- EXERCISE DATA:
-- BEGIN --

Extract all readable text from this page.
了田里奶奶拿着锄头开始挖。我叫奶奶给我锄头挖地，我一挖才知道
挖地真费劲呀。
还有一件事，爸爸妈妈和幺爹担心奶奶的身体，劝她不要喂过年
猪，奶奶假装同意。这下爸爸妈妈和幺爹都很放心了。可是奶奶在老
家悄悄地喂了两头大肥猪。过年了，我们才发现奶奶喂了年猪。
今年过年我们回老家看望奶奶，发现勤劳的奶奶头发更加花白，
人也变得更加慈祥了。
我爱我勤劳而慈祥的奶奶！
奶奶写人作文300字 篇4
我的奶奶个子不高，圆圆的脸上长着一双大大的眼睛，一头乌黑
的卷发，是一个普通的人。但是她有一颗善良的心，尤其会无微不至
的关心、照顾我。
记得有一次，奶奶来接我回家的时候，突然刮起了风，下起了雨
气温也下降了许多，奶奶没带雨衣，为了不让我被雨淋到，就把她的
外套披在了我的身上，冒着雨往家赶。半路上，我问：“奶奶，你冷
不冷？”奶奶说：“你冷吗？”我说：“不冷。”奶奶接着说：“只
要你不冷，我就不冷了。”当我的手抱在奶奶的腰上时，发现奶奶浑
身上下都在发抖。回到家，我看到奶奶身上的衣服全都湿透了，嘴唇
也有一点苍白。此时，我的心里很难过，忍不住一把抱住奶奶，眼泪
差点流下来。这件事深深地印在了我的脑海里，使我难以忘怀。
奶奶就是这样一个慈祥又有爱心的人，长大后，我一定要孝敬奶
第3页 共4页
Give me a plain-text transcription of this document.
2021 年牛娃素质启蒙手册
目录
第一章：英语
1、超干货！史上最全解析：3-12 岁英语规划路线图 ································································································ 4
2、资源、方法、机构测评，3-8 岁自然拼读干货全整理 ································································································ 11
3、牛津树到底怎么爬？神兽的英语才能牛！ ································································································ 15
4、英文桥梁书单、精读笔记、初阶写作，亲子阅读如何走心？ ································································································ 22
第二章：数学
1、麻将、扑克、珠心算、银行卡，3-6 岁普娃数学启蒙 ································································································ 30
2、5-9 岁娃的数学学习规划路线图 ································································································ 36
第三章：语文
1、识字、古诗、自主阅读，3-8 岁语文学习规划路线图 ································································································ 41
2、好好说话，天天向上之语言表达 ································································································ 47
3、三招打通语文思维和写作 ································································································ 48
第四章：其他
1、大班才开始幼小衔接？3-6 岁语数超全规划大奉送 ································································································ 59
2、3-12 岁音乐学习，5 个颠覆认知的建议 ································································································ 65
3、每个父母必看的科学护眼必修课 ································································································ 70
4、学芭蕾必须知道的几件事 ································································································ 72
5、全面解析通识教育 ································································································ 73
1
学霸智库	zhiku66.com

-- END --

Retype every entry above, word for word.

- RESPONSE:
Extract all readable text from this page.
了田里奶奶拿着锄头开始挖。我叫奶奶给我锄头挖地，我一挖才知道
挖地真费劲呀。
还有一件事，爸爸妈妈和幺爹担心奶奶的身体，劝她不要喂过年
猪，奶奶假装同意。这下爸爸妈妈和幺爹都很放心了。可是奶奶在老
家悄悄地喂了两头大肥猪。过年了，我们才发现奶奶喂了年猪。
今年过年我们回老家看望奶奶，发现勤劳的奶奶头发更加花白，
人也变得更加慈祥了。
我爱我勤劳而慈祥的奶奶！
奶奶写人作文300字 篇4
我的奶奶个子不高，圆圆的脸上长着一双大大的眼睛，一头乌黑
的卷发，是一个普通的人。但是她有一颗善良的心，尤其会无微不至
的关心、照顾我。
记得有一次，奶奶来接我回家的时候，突然刮起了风，下起了雨
气温也下降了许多，奶奶没带雨衣，为了不让我被雨淋到，就把她的
外套披在了我的身上，冒着雨往家赶。半路上，我问：“奶奶，你冷
不冷？”奶奶说：“你冷吗？”我说：“不冷。”奶奶接着说：“只
要你不冷，我就不冷了。”当我的手抱在奶奶的腰上时，发现奶奶浑
身上下都在发抖。回到家，我看到奶奶身上的衣服全都湿透了，嘴唇
也有一点苍白。此时，我的心里很难过，忍不住一把抱住奶奶，眼泪
差点流下来。这件事深深地印在了我的脑海里，使我难以忘怀。
奶奶就是这样一个慈祥又有爱心的人，长大后，我一定要孝敬奶
第3页 共4页
Give me a plain-text transcription of this document.
2021 年牛娃素质启蒙手册
目录
第一章：英语
1、超干货！史上最全解析：3-12 岁英语规划路线图 ································································································ 4
2、资源、方法、机构测评，3-8 岁自然拼读干货全整理 ································································································ 11
3、牛津树到底怎么爬？神兽的英语才能牛！ ································································································ 15
4、英文桥梁书单、精读笔记、初阶写作，亲子阅读如何走心？ ································································································ 22
第二章：数学
1、麻将、扑克、珠心算、银行卡，3-6 岁普娃数学启蒙 ································································································ 30
2、5-9 岁娃的数学学习规划路线图 ································································································ 36
第三章：语文
1、识字、古诗、自主阅读，3-8 岁语文学习规划路线图 ································································································ 41
2、好好说话，天天向上之语言表达 ································································································ 47
3、三招打通语文思维和写作 ································································································ 48
第四章：其他
1、大班才开始幼小衔接？3-6 岁语数超全规划大奉送 ································································································ 59
2、3-12 岁音乐学习，5 个颠覆认知的建议 ································································································ 65
3、每个父母必看的科学护眼必修课 ································································································ 70
4、学芭蕾必须知道的几件事 ································································································ 72
5、全面解析通识教育 ································································································ 73
1
学霸智库	zhiku66.com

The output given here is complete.